### WHAT THE EXERCISE ASKS
According to the excerpt on Pennsylvania Avenue, where does the Black Baltimore Musicians Union Hall still stand?

### SOURCE EXCERPT

SOMETHING THAT’S crucial to note is that Pennsylvania Avenue, as a whole, was somewhat of a Black oasis from the ’20s to the ’60s. It was filled with restaurants, clothing stores, markets, barbershops, and movie theaters on its main strip and side streets, from Penn North down to Franklin Street. While the Royal may have been the biggest draw, it had plenty of help from its neighboring businesses in creating a vibrant culture throughout historic West Baltimore. In those days, Baltimore generally ranked as the sixth or seventh largest city in the country, with a population that regularly flirted with a million. It was commonplace for American music’s biggest Black stars to stroll down The Avenue while in town a few days before or after a gig.

“Oh my, the whole of Pennsylvania Avenue was something in the evening,” Rosa Pryor-Trusty, a West Baltimore native and former singer, promoter, and club manager, told Baltimore several years ago. “Women stepping out in their dresses, with their fancy hats and gloves. The men putting on their best three-piece suits and polished, patent-leather shoes. Everybody walked The Avenue, going from one theater or comedy club or nightclub to the next.” Banned from downtown’s segregated hotels, many of the most famous musicians and performers in the country stayed in the heart of Old West Baltimore. They lodged at one of the neighborhood’s three small Black hotels, or at a boarding house or with a local family, or, sometimes, at the Black Baltimore Musicians Union Hall, which still stands in the 600 block of Dolphin Street.

### DATA

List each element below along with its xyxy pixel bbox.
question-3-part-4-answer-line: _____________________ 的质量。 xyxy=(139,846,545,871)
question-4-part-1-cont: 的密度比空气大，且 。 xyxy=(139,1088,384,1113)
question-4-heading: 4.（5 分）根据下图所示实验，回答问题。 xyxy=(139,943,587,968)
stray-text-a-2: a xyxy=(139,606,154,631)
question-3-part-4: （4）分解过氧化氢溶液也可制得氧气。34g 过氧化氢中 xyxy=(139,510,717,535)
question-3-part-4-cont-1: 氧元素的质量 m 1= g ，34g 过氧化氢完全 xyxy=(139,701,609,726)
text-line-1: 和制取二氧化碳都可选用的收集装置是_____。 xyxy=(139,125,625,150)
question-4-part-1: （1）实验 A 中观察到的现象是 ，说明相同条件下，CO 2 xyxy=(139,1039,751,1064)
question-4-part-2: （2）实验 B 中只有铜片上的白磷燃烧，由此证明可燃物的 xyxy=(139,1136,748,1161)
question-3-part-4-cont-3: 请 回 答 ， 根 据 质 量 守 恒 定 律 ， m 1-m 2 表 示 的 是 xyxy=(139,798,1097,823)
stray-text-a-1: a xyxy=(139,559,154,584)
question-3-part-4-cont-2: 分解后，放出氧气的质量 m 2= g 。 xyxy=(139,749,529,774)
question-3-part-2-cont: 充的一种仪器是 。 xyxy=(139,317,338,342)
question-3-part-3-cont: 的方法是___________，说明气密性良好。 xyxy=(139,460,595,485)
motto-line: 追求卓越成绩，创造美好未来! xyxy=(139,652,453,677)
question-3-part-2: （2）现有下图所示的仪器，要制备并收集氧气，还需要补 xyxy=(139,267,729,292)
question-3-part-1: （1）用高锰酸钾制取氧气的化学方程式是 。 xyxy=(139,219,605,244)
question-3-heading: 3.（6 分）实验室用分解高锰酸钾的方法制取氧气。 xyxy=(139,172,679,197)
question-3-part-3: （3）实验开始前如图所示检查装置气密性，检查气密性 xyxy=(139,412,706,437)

### OUTPUT BELOW
In the 600 block of Dolphin Street.